- [WORK TO DO]: In your copy, reproduce the entries exactly as they are, minus the images.

- [SOURCE DATA]:
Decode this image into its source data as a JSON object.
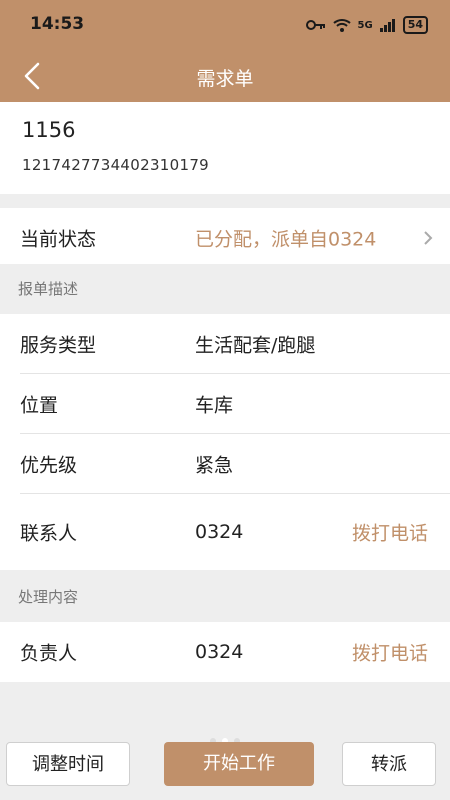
{
  "status_bar": {
    "time": "14:53",
    "network": "5G",
    "battery": "54"
  },
  "header": {
    "title": "需求单"
  },
  "order": {
    "id": "1156",
    "number": "1217427734402310179"
  },
  "current_status": {
    "label": "当前状态",
    "value": "已分配，派单自0324"
  },
  "section_report": {
    "title": "报单描述"
  },
  "fields": {
    "service_type": {
      "label": "服务类型",
      "value": "生活配套/跑腿"
    },
    "location": {
      "label": "位置",
      "value": "车库"
    },
    "priority": {
      "label": "优先级",
      "value": "紧急"
    },
    "contact": {
      "label": "联系人",
      "value": "0324",
      "action": "拨打电话"
    }
  },
  "section_process": {
    "title": "处理内容"
  },
  "owner": {
    "label": "负责人",
    "value": "0324",
    "action": "拨打电话"
  },
  "actions": {
    "adjust_time": "调整时间",
    "start_work": "开始工作",
    "transfer": "转派"
  },
  "colors": {
    "accent": "#c0906a",
    "background": "#eeeeee"
  }
}
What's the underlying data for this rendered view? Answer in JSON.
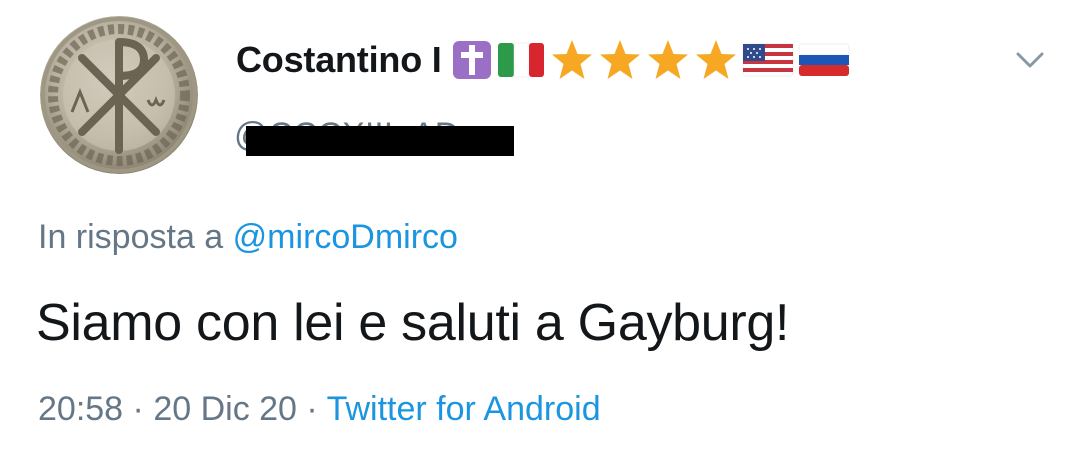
{
  "tweet": {
    "display_name": "Costantino I",
    "badges": [
      "latin-cross-icon",
      "italy-flag-icon",
      "star-icon",
      "star-icon",
      "star-icon",
      "star-icon",
      "usa-flag-icon",
      "russia-flag-icon"
    ],
    "handle": "@CCCXIII_AD",
    "reply_prefix": "In risposta a",
    "reply_handle": "@mircoDmirco",
    "text": "Siamo con lei e saluti a Gayburg!",
    "time": "20:58",
    "sep1": "·",
    "date": "20 Dic 20",
    "sep2": "·",
    "source": "Twitter for Android"
  },
  "colors": {
    "name": "#14171a",
    "secondary": "#657786",
    "link": "#1b95e0",
    "cross_badge": "#9b6fc6",
    "star": "#f7a823"
  }
}
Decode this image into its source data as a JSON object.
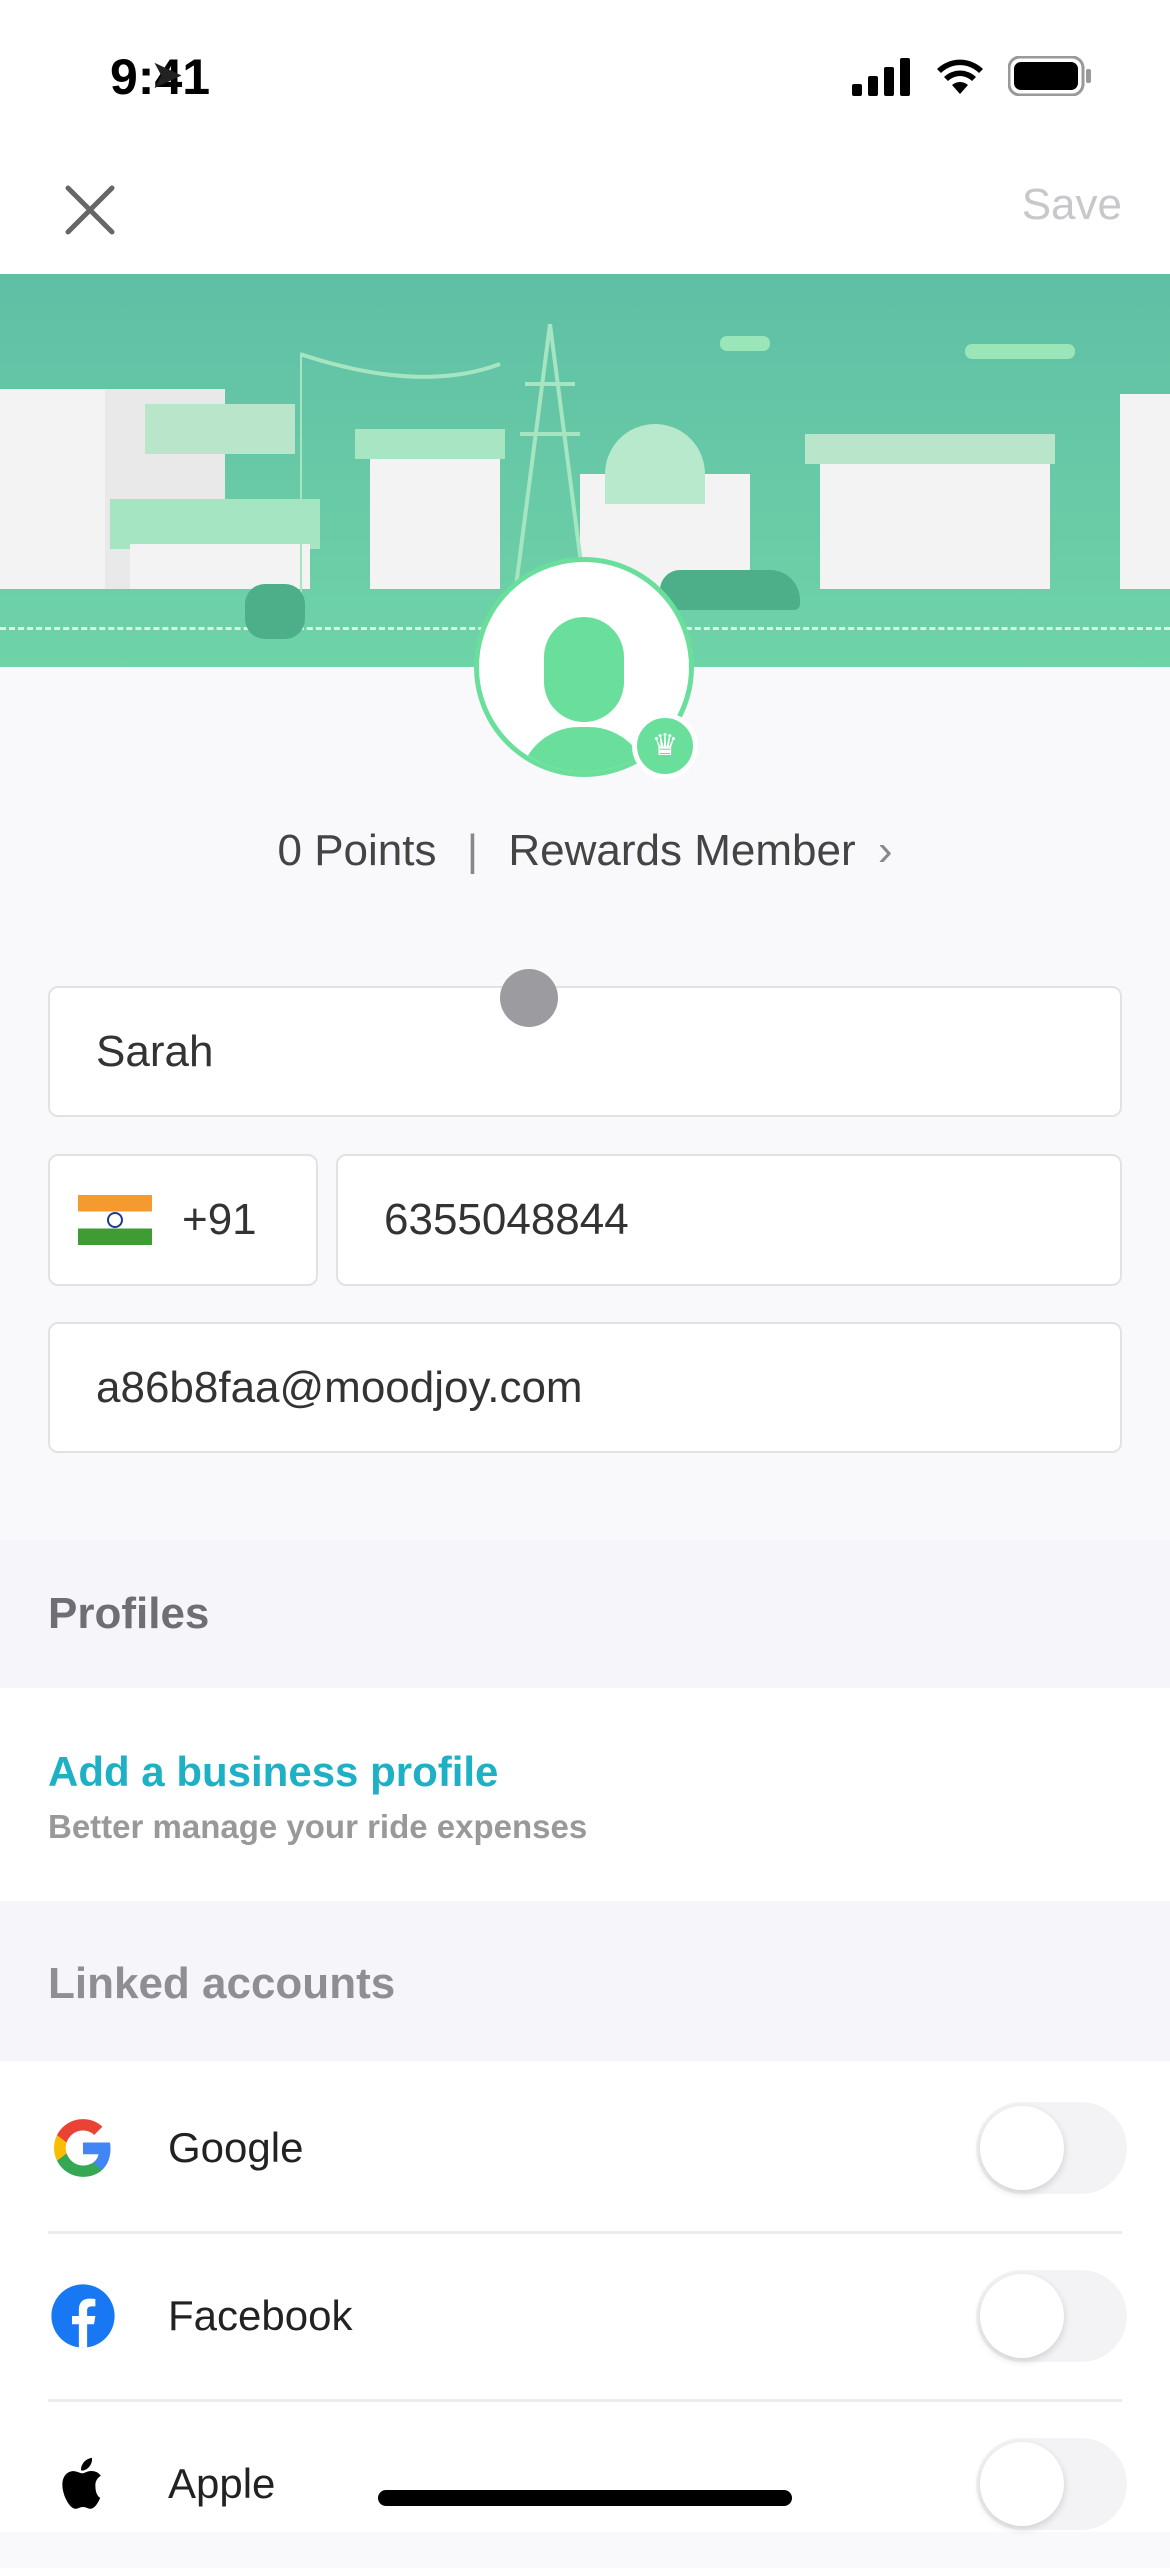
{
  "status_bar": {
    "time": "9:41"
  },
  "nav": {
    "close_icon": "close-icon",
    "save_label": "Save"
  },
  "profile": {
    "points": "0 Points",
    "separator": "|",
    "rewards": "Rewards Member",
    "chevron": "›"
  },
  "form": {
    "name": "Sarah",
    "country_code": "+91",
    "country_flag": "india-flag",
    "phone": "6355048844",
    "email": "a86b8faa@moodjoy.com"
  },
  "profiles": {
    "title": "Profiles",
    "business_link": "Add a business profile",
    "business_subtitle": "Better manage your ride expenses"
  },
  "linked": {
    "title": "Linked accounts",
    "items": [
      {
        "label": "Google",
        "icon": "google-icon",
        "enabled": false
      },
      {
        "label": "Facebook",
        "icon": "facebook-icon",
        "enabled": false
      },
      {
        "label": "Apple",
        "icon": "apple-icon",
        "enabled": false
      }
    ]
  },
  "colors": {
    "accent": "#1eb0c4",
    "green": "#6adf9c"
  }
}
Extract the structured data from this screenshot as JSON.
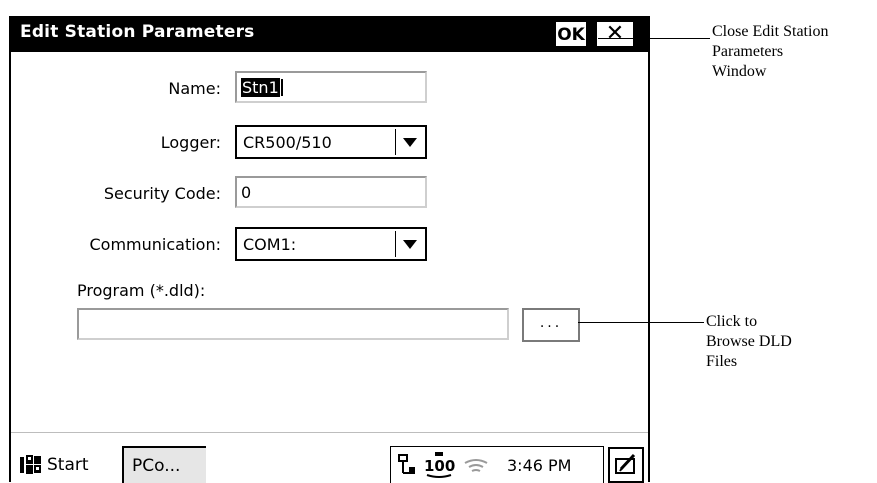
{
  "window": {
    "title": "Edit Station Parameters",
    "ok_label": "OK",
    "close_label": "✕"
  },
  "form": {
    "name": {
      "label": "Name:",
      "value": "Stn1"
    },
    "logger": {
      "label": "Logger:",
      "value": "CR500/510"
    },
    "security_code": {
      "label": "Security Code:",
      "value": "0"
    },
    "communication": {
      "label": "Communication:",
      "value": "COM1:"
    },
    "program": {
      "label": "Program (*.dld):",
      "value": ""
    },
    "browse_label": "..."
  },
  "taskbar": {
    "start_label": "Start",
    "task_label": "PCo...",
    "clock": "3:46 PM",
    "tray_badge": "100"
  },
  "annotations": {
    "close": "Close Edit Station\nParameters\nWindow",
    "browse": "Click to\nBrowse DLD\nFiles"
  },
  "colors": {
    "titlebar": "#000000",
    "window_bg": "#ffffff",
    "task_button_bg": "#e6e6e6"
  }
}
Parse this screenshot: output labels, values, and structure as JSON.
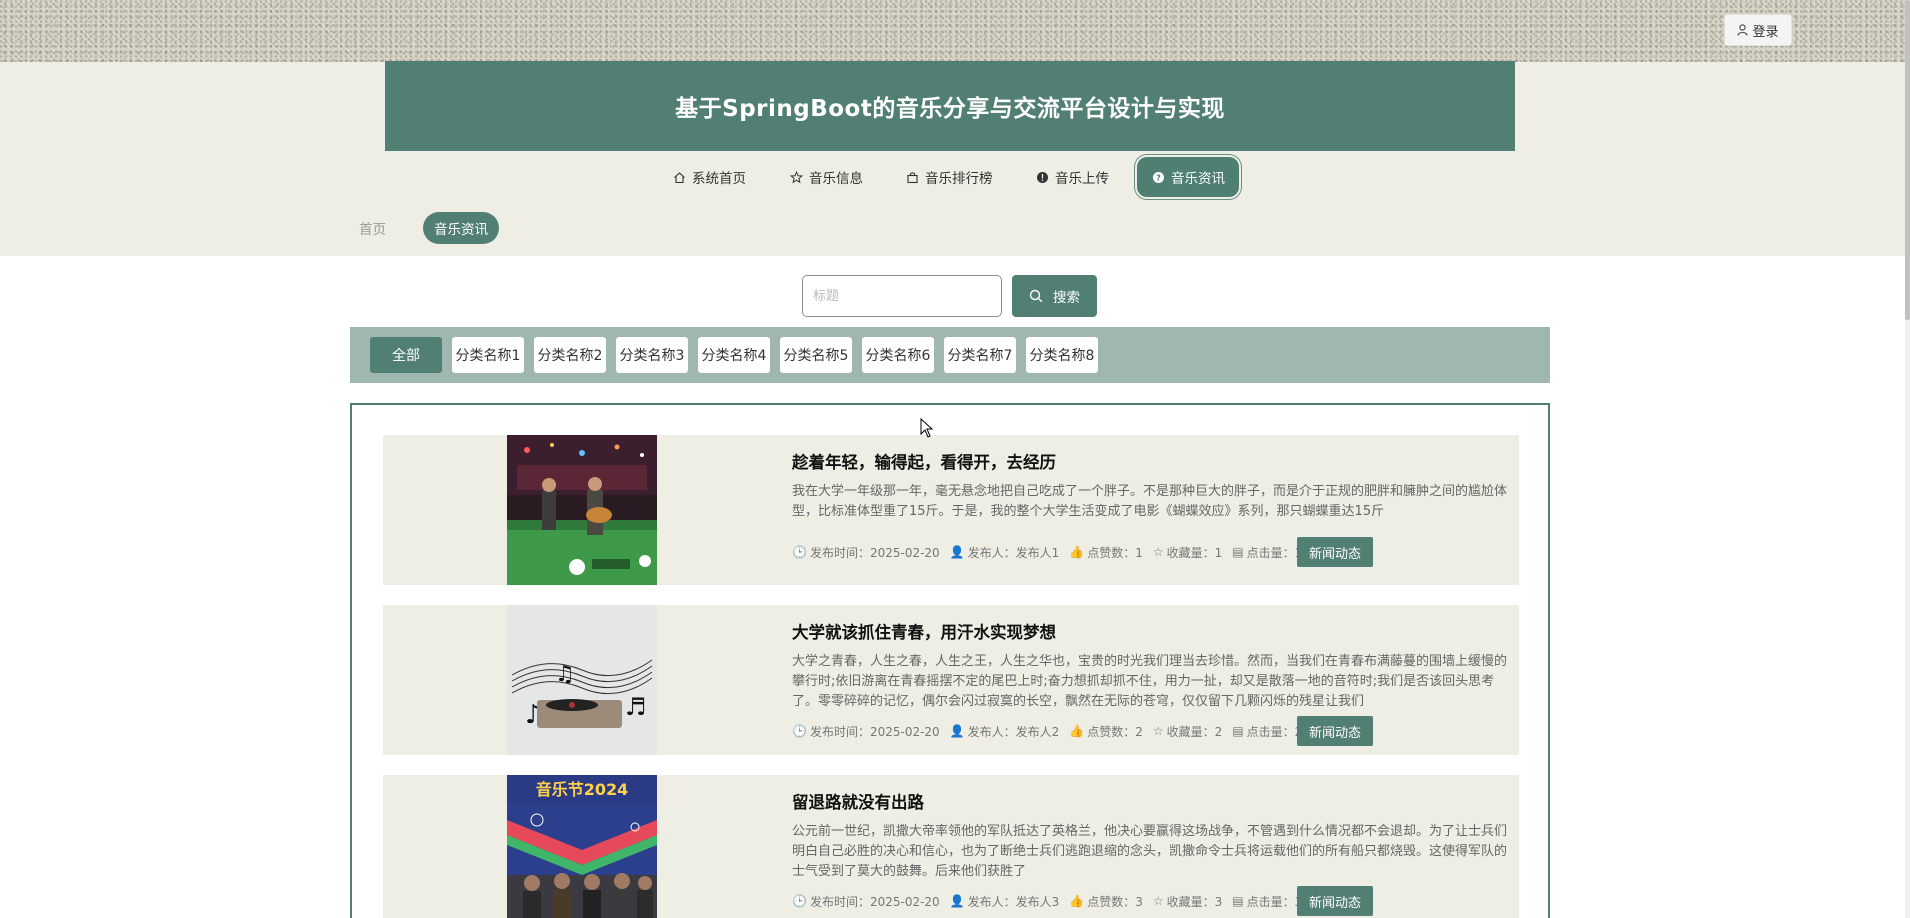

- [EXERCISE RESPONSE]:
Decode this image into its source data as a JSON object.
{
  "status_bar": {
    "time": "14:53",
    "network": "5G",
    "battery": "54"
  },
  "header": {
    "title": "需求单"
  },
  "order": {
    "id": "1156",
    "number": "1217427734402310179"
  },
  "current_status": {
    "label": "当前状态",
    "value": "已分配，派单自0324"
  },
  "section_report": {
    "title": "报单描述"
  },
  "fields": {
    "service_type": {
      "label": "服务类型",
      "value": "生活配套/跑腿"
    },
    "location": {
      "label": "位置",
      "value": "车库"
    },
    "priority": {
      "label": "优先级",
      "value": "紧急"
    },
    "contact": {
      "label": "联系人",
      "value": "0324",
      "action": "拨打电话"
    }
  },
  "section_process": {
    "title": "处理内容"
  },
  "owner": {
    "label": "负责人",
    "value": "0324",
    "action": "拨打电话"
  },
  "actions": {
    "adjust_time": "调整时间",
    "start_work": "开始工作",
    "transfer": "转派"
  },
  "colors": {
    "accent": "#c0906a",
    "background": "#eeeeee"
  }
}
What's the underlying data for this rendered view? Answer in JSON.
{
  "tweet": {
    "display_name": "Costantino I",
    "badges": [
      "latin-cross-icon",
      "italy-flag-icon",
      "star-icon",
      "star-icon",
      "star-icon",
      "star-icon",
      "usa-flag-icon",
      "russia-flag-icon"
    ],
    "handle": "@CCCXIII_AD",
    "reply_prefix": "In risposta a",
    "reply_handle": "@mircoDmirco",
    "text": "Siamo con lei e saluti a Gayburg!",
    "time": "20:58",
    "sep1": "·",
    "date": "20 Dic 20",
    "sep2": "·",
    "source": "Twitter for Android"
  },
  "colors": {
    "name": "#14171a",
    "secondary": "#657786",
    "link": "#1b95e0",
    "cross_badge": "#9b6fc6",
    "star": "#f7a823"
  }
}
Decode this image into its source data as a JSON object.
{
  "status_bar": {
    "time": "9:41"
  },
  "nav": {
    "close_icon": "close-icon",
    "save_label": "Save"
  },
  "profile": {
    "points": "0 Points",
    "separator": "|",
    "rewards": "Rewards Member",
    "chevron": "›"
  },
  "form": {
    "name": "Sarah",
    "country_code": "+91",
    "country_flag": "india-flag",
    "phone": "6355048844",
    "email": "a86b8faa@moodjoy.com"
  },
  "profiles": {
    "title": "Profiles",
    "business_link": "Add a business profile",
    "business_subtitle": "Better manage your ride expenses"
  },
  "linked": {
    "title": "Linked accounts",
    "items": [
      {
        "label": "Google",
        "icon": "google-icon",
        "enabled": false
      },
      {
        "label": "Facebook",
        "icon": "facebook-icon",
        "enabled": false
      },
      {
        "label": "Apple",
        "icon": "apple-icon",
        "enabled": false
      }
    ]
  },
  "colors": {
    "accent": "#1eb0c4",
    "green": "#6adf9c"
  }
}
Extract the structured data from this screenshot as JSON.
{
  "window": {
    "title": "Edit Station Parameters",
    "ok_label": "OK",
    "close_label": "✕"
  },
  "form": {
    "name": {
      "label": "Name:",
      "value": "Stn1"
    },
    "logger": {
      "label": "Logger:",
      "value": "CR500/510"
    },
    "security_code": {
      "label": "Security Code:",
      "value": "0"
    },
    "communication": {
      "label": "Communication:",
      "value": "COM1:"
    },
    "program": {
      "label": "Program (*.dld):",
      "value": ""
    },
    "browse_label": "..."
  },
  "taskbar": {
    "start_label": "Start",
    "task_label": "PCo...",
    "clock": "3:46 PM",
    "tray_badge": "100"
  },
  "annotations": {
    "close": "Close Edit Station\nParameters\nWindow",
    "browse": "Click to\nBrowse DLD\nFiles"
  },
  "colors": {
    "titlebar": "#000000",
    "window_bg": "#ffffff",
    "task_button_bg": "#e6e6e6"
  }
}
Parse this screenshot: output labels, values, and structure as JSON.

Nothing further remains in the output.